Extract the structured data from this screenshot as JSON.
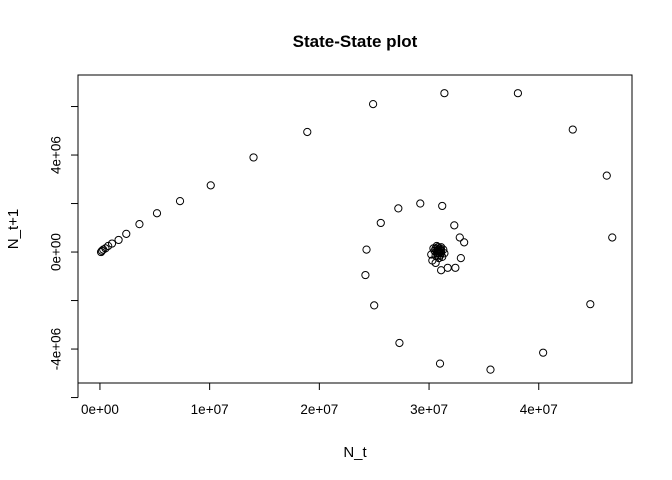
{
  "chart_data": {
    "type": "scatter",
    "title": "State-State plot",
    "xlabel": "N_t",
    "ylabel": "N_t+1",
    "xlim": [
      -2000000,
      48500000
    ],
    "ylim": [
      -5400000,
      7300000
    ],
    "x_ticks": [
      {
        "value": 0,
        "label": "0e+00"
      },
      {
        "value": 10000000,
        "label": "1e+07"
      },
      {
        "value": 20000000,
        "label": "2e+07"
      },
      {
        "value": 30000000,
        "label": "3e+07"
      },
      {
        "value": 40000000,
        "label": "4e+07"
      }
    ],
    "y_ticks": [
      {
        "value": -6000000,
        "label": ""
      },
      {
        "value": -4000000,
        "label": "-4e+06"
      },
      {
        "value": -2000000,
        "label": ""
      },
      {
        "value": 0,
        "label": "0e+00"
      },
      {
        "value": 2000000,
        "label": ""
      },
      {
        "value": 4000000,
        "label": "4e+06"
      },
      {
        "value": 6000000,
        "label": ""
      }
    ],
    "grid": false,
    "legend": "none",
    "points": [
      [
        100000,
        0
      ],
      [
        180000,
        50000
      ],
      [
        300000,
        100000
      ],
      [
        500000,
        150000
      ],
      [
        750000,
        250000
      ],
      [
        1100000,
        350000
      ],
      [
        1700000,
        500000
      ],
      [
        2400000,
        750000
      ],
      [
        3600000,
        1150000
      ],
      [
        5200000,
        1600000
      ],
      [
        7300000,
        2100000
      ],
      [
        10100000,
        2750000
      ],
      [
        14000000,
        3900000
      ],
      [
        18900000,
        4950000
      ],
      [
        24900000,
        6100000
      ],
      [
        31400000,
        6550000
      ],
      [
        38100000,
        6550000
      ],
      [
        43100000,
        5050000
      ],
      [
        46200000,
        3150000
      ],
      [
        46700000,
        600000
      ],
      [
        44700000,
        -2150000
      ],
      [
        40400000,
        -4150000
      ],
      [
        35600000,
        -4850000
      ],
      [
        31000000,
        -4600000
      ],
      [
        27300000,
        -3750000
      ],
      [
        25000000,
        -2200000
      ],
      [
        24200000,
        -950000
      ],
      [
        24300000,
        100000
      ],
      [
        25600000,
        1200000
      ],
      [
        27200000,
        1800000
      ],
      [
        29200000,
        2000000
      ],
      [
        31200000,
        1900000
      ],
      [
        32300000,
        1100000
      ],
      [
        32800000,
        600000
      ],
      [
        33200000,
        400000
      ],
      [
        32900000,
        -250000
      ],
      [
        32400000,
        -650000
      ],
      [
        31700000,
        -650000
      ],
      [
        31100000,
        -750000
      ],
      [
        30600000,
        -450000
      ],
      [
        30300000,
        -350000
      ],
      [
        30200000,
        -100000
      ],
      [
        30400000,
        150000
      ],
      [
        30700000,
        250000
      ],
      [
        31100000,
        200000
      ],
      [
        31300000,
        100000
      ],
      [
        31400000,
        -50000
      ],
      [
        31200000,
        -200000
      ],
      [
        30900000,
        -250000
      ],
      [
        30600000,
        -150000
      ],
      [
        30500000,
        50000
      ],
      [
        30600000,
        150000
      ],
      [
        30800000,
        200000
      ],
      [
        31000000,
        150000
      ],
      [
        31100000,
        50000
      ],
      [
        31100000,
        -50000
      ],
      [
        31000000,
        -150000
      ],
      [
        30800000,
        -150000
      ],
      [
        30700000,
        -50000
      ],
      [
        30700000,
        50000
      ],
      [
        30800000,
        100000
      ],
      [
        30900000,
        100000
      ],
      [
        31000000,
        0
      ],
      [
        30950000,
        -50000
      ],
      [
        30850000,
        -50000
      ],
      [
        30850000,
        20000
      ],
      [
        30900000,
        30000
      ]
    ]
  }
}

* * *

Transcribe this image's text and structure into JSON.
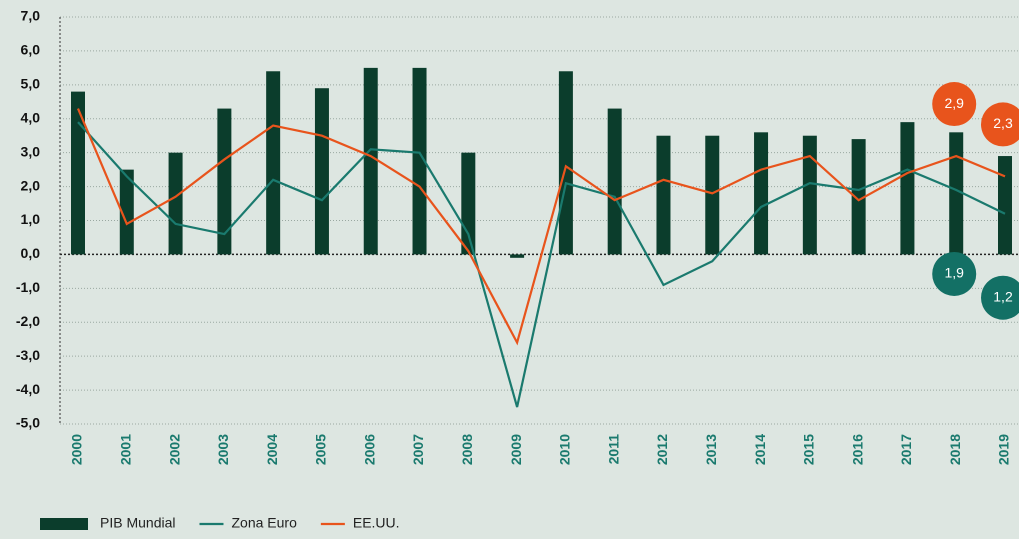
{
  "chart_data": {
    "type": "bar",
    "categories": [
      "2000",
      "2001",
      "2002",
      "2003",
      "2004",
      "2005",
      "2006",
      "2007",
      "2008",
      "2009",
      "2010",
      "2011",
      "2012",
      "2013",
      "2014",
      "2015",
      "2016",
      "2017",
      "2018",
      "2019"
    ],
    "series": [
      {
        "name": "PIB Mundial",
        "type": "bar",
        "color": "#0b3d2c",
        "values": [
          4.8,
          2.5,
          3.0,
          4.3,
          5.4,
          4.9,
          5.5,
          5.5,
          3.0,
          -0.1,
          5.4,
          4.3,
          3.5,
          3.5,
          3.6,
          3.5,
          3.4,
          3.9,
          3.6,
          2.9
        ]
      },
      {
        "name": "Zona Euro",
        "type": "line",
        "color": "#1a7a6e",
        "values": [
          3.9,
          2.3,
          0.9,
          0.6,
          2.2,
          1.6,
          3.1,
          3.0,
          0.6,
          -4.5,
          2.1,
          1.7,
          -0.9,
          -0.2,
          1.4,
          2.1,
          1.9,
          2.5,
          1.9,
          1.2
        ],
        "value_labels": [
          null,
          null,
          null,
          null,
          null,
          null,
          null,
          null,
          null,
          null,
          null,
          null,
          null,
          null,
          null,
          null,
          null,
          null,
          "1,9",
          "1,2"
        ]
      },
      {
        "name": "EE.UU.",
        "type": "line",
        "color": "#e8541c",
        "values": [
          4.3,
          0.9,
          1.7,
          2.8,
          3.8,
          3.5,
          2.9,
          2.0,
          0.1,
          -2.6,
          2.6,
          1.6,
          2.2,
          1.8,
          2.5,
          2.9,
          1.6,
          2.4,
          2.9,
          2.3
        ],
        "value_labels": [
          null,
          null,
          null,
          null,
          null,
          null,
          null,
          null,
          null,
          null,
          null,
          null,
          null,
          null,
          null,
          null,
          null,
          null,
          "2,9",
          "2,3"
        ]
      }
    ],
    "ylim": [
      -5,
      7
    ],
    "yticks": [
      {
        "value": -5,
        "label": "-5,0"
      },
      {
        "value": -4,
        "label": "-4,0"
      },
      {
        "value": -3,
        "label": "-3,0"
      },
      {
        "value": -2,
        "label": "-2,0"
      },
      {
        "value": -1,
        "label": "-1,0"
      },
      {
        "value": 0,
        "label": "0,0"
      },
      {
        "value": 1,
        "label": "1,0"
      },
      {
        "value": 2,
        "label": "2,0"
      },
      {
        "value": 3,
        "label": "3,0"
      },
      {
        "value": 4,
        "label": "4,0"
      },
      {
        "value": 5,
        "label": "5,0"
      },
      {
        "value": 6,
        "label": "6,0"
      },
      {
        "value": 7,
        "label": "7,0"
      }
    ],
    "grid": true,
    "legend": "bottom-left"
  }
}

==

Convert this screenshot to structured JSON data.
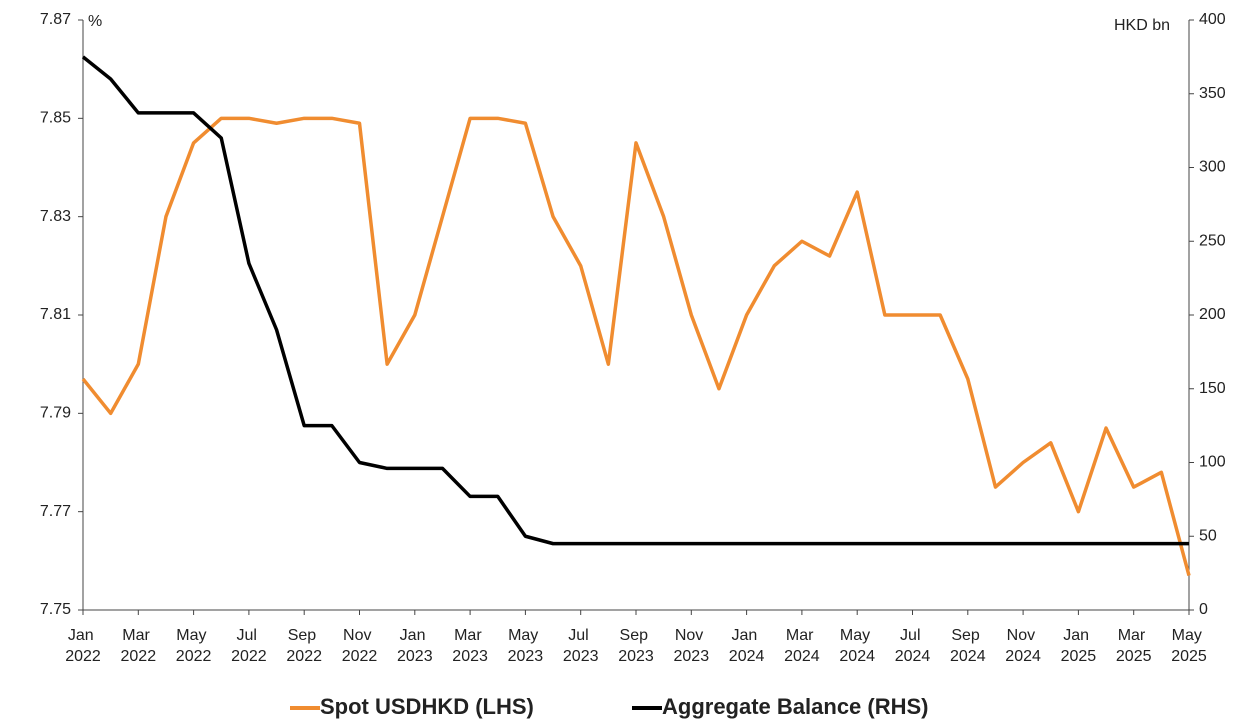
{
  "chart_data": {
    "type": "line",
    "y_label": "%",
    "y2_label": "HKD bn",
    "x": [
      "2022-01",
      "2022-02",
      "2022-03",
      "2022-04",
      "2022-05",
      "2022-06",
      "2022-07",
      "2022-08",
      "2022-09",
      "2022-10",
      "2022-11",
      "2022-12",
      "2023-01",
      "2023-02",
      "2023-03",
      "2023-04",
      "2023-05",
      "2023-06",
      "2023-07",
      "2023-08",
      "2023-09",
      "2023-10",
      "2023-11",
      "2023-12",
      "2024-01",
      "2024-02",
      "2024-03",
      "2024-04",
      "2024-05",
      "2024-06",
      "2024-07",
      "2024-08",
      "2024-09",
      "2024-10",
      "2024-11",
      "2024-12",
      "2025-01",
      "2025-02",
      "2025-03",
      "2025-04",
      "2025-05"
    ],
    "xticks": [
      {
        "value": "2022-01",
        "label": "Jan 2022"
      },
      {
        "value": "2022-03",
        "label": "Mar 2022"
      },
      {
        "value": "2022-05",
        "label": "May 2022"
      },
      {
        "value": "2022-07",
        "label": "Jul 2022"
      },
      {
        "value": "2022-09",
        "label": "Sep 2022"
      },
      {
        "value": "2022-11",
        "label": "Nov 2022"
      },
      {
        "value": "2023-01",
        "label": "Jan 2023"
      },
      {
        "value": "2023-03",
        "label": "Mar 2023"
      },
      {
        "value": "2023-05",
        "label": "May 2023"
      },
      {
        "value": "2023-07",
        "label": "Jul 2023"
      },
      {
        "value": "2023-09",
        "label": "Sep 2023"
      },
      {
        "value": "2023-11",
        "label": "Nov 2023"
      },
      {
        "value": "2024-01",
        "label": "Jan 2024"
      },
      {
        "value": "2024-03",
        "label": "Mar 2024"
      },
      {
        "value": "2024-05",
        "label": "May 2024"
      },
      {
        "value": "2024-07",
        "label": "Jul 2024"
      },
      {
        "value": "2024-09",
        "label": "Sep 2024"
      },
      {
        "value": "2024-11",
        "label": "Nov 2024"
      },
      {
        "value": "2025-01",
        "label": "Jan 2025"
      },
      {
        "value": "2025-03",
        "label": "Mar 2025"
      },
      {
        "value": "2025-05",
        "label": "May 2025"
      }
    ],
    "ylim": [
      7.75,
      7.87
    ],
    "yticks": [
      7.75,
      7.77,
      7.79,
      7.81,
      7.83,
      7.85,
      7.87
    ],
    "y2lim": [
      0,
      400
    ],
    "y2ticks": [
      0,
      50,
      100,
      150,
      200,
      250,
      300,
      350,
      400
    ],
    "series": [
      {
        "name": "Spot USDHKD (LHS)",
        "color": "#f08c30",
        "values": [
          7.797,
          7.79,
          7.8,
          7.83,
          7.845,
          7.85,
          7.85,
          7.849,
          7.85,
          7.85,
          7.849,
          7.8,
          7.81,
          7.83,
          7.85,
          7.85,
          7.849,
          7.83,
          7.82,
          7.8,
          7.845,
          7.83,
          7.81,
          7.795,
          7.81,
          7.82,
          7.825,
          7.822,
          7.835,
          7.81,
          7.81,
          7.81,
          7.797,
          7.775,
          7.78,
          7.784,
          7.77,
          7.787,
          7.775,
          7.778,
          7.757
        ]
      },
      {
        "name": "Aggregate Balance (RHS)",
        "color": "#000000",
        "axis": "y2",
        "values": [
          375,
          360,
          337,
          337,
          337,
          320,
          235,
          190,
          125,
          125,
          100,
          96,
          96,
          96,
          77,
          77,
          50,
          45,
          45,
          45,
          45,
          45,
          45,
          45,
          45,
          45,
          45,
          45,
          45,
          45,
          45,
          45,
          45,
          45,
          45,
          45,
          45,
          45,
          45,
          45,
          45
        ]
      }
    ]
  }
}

### Task description:
Where a line of the records above holds the word "JSON", copy that line.

### Output:
Extract the structured data from this screenshot as JSON.
Transcribe this image's text and structure into JSON.
Convert this screenshot to structured JSON data.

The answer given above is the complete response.